PROBLEM DETAILS
Show all lines that include the string "change"; copy each one.

DATA TO PROCESS
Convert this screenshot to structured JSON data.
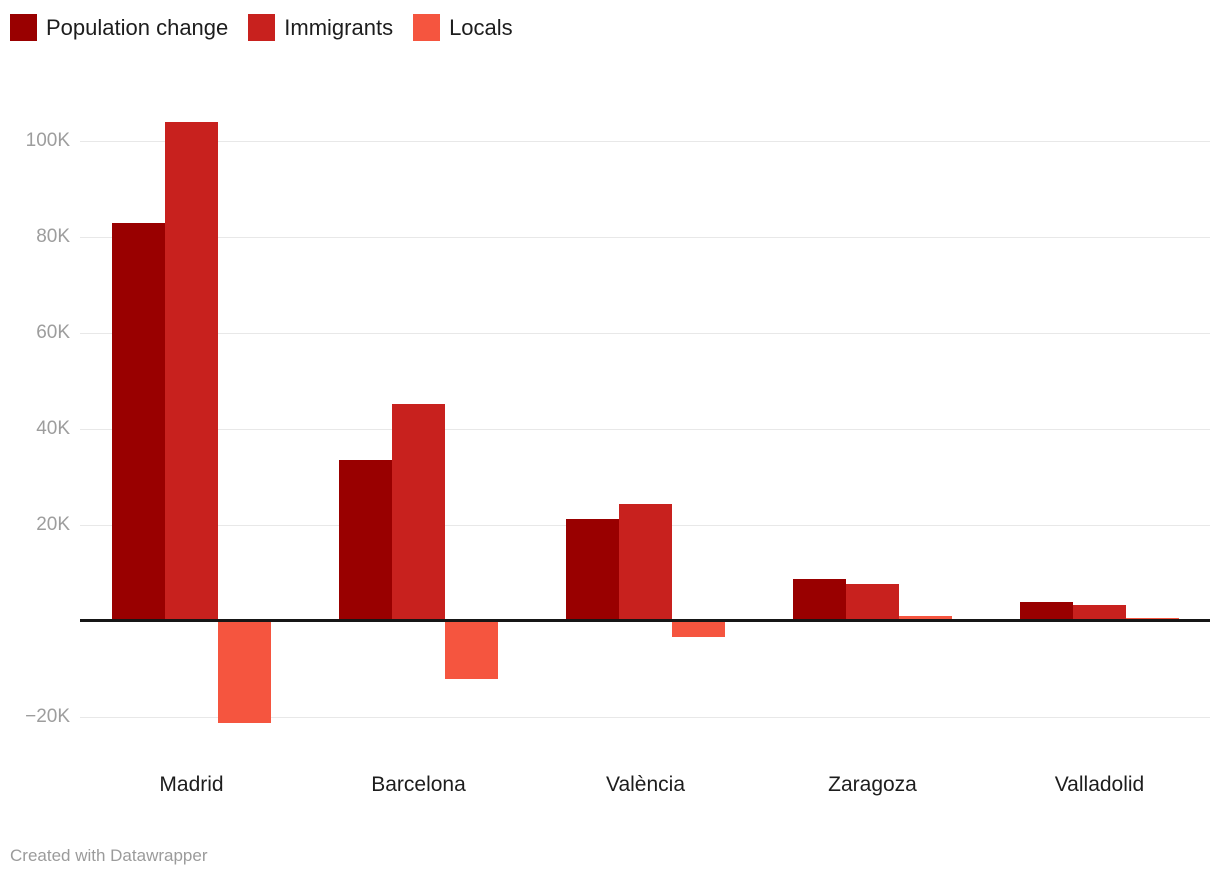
{
  "legend": {
    "items": [
      {
        "label": "Population change",
        "color": "#990000"
      },
      {
        "label": "Immigrants",
        "color": "#c8211e"
      },
      {
        "label": "Locals",
        "color": "#f5553f"
      }
    ]
  },
  "footer": {
    "text": "Created with Datawrapper"
  },
  "chart_data": {
    "type": "bar",
    "title": "",
    "xlabel": "",
    "ylabel": "",
    "categories": [
      "Madrid",
      "Barcelona",
      "València",
      "Zaragoza",
      "Valladolid"
    ],
    "series": [
      {
        "name": "Population change",
        "color": "#990000",
        "values": [
          83000,
          33500,
          21200,
          8700,
          3900
        ]
      },
      {
        "name": "Immigrants",
        "color": "#c8211e",
        "values": [
          104000,
          45300,
          24400,
          7700,
          3300
        ]
      },
      {
        "name": "Locals",
        "color": "#f5553f",
        "values": [
          -21000,
          -11800,
          -3200,
          1000,
          600
        ]
      }
    ],
    "yticks": [
      {
        "value": 100000,
        "label": "100K"
      },
      {
        "value": 80000,
        "label": "80K"
      },
      {
        "value": 60000,
        "label": "60K"
      },
      {
        "value": 40000,
        "label": "40K"
      },
      {
        "value": 20000,
        "label": "20K"
      },
      {
        "value": -20000,
        "label": "−20K"
      }
    ],
    "ylim": [
      -23000,
      110000
    ],
    "grid": true,
    "baseline": 0,
    "legend_position": "top-left",
    "attribution": "Created with Datawrapper"
  }
}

WRITTEN ANSWER
        "label": "Population change",
        "name": "Population change",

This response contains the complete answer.